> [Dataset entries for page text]
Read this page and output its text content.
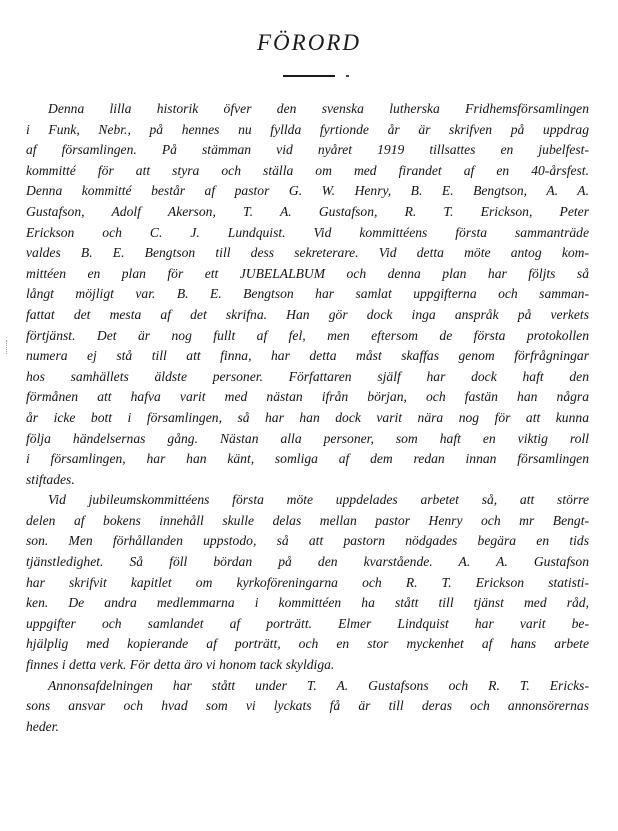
FÖRORD
Denna lilla historik öfver den svenska lutherska Fridhemsförsamlingen
i Funk, Nebr., på hennes nu fyllda fyrtionde år är skrifven på uppdrag
af församlingen. På stämman vid nyåret 1919 tillsattes en jubelfest-
kommitté för att styra och ställa om med firandet af en 40-årsfest.
Denna kommitté består af pastor G. W. Henry, B. E. Bengtson, A. A.
Gustafson, Adolf Akerson, T. A. Gustafson, R. T. Erickson, Peter
Erickson och C. J. Lundquist. Vid kommittéens första sammanträde
valdes B. E. Bengtson till dess sekreterare. Vid detta möte antog kom-
mittéen en plan för ett JUBELALBUM och denna plan har följts så
långt möjligt var. B. E. Bengtson har samlat uppgifterna och samman-
fattat det mesta af det skrifna. Han gör dock inga anspråk på verkets
förtjänst. Det är nog fullt af fel, men eftersom de första protokollen
numera ej stå till att finna, har detta måst skaffas genom förfrågningar
hos samhällets äldste personer. Författaren själf har dock haft den
förmånen att hafva varit med nästan ifrån början, och fastän han några
år icke bott i församlingen, så har han dock varit nära nog för att kunna
följa händelsernas gång. Nästan alla personer, som haft en viktig roll
i församlingen, har han känt, somliga af dem redan innan församlingen
stiftades.
Vid jubileumskommittéens första möte uppdelades arbetet så, att större
delen af bokens innehåll skulle delas mellan pastor Henry och mr Bengt-
son. Men förhållanden uppstodo, så att pastorn nödgades begära en tids
tjänstledighet. Så föll bördan på den kvarstående. A. A. Gustafson
har skrifvit kapitlet om kyrkoföreningarna och R. T. Erickson statisti-
ken. De andra medlemmarna i kommittéen ha stått till tjänst med råd,
uppgifter och samlandet af porträtt. Elmer Lindquist har varit be-
hjälplig med kopierande af porträtt, och en stor myckenhet af hans arbete
finnes i detta verk. För detta äro vi honom tack skyldiga.
Annonsafdelningen har stått under T. A. Gustafsons och R. T. Ericks-
sons ansvar och hvad som vi lyckats få är till deras och annonsörernas
heder.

> [EXERCISE BRIEF] Throughout the data above, find each line that includes the string "porträtt"; state only how many there are.

> [TASK RESULT] 2